- [Exercise tasks]:
• 1. Summarize the post on pullback identities in two sentences.
• 2. Rewrite the stretch of rows from the first row through the line containing "menu-item-set-as-default-style[interactable]: Set as", changing "menu-item-label" to "menu-option-label" and leaving everything else as it is.

- [Document section]:

Three pullback identities are required to prove on Guillemin and Pollack's Differential Topology on Page 164. I am not sure if I get it since it is the first time I play with them.
I hope I got the first two right, but I was not able to proceed the third, because I don't see the commutativity of the pullback $df_x^*$ and the form $\omega$.

- [Information given]:
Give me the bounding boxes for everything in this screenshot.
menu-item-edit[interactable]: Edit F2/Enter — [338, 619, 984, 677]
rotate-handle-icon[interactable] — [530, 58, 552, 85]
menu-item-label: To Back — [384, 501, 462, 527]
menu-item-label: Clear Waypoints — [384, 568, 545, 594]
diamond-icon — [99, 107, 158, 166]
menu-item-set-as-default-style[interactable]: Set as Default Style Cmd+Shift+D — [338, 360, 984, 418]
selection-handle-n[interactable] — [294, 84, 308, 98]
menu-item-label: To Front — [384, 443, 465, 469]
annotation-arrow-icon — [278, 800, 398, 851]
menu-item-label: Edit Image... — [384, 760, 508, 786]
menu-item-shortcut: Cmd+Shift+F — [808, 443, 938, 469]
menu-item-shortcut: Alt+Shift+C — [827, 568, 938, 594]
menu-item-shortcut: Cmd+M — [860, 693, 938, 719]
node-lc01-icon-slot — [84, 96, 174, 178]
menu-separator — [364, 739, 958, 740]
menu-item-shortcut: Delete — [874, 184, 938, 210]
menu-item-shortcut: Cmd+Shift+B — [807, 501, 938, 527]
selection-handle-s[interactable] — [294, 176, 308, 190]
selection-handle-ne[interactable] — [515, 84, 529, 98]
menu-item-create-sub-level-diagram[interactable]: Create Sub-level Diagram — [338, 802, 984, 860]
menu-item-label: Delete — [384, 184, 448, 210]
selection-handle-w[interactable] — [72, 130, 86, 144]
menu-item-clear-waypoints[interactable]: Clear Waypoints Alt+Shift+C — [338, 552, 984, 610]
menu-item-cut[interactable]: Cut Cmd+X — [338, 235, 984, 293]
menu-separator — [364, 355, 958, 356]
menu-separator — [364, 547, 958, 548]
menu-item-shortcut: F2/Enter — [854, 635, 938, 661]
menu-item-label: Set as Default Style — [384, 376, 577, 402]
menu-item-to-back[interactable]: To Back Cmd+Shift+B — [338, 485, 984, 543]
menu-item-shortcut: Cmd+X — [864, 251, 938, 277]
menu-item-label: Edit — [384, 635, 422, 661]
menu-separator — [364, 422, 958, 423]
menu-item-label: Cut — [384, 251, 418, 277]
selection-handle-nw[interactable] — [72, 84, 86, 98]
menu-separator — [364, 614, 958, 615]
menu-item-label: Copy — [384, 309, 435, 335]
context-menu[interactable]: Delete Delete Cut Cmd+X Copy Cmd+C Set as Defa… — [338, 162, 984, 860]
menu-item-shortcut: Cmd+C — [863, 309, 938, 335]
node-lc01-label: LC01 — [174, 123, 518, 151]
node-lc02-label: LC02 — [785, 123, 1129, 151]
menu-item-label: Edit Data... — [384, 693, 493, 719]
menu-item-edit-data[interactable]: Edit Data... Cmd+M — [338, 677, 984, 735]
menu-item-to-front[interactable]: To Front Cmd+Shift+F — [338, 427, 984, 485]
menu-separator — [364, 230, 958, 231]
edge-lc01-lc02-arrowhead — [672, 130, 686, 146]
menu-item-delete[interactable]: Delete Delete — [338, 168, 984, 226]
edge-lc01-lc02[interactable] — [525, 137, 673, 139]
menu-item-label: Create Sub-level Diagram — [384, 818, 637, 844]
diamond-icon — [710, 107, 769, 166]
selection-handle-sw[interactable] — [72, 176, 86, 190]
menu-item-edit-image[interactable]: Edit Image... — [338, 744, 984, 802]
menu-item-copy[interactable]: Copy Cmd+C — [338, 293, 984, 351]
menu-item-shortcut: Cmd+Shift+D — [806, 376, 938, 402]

- [Expected answers]:
• 1. The writer must prove three pullback identities from page 164 of Guillemin and Pollack's Differential Topology and is unsure of the work because this is the writer's first time working with them. The writer hopes the first two are correct but could not proceed with the third, not seeing the commutativity of the pullback $df_x^*$ and the form $\omega$.

• 2.
Give me the bounding boxes for everything in this screenshot.
menu-item-edit[interactable]: Edit F2/Enter — [338, 619, 984, 677]
rotate-handle-icon[interactable] — [530, 58, 552, 85]
menu-option-label: To Back — [384, 501, 462, 527]
menu-option-label: Clear Waypoints — [384, 568, 545, 594]
diamond-icon — [99, 107, 158, 166]
menu-item-set-as-default-style[interactable]: Set as Default Style Cmd+Shift+D — [338, 360, 984, 418]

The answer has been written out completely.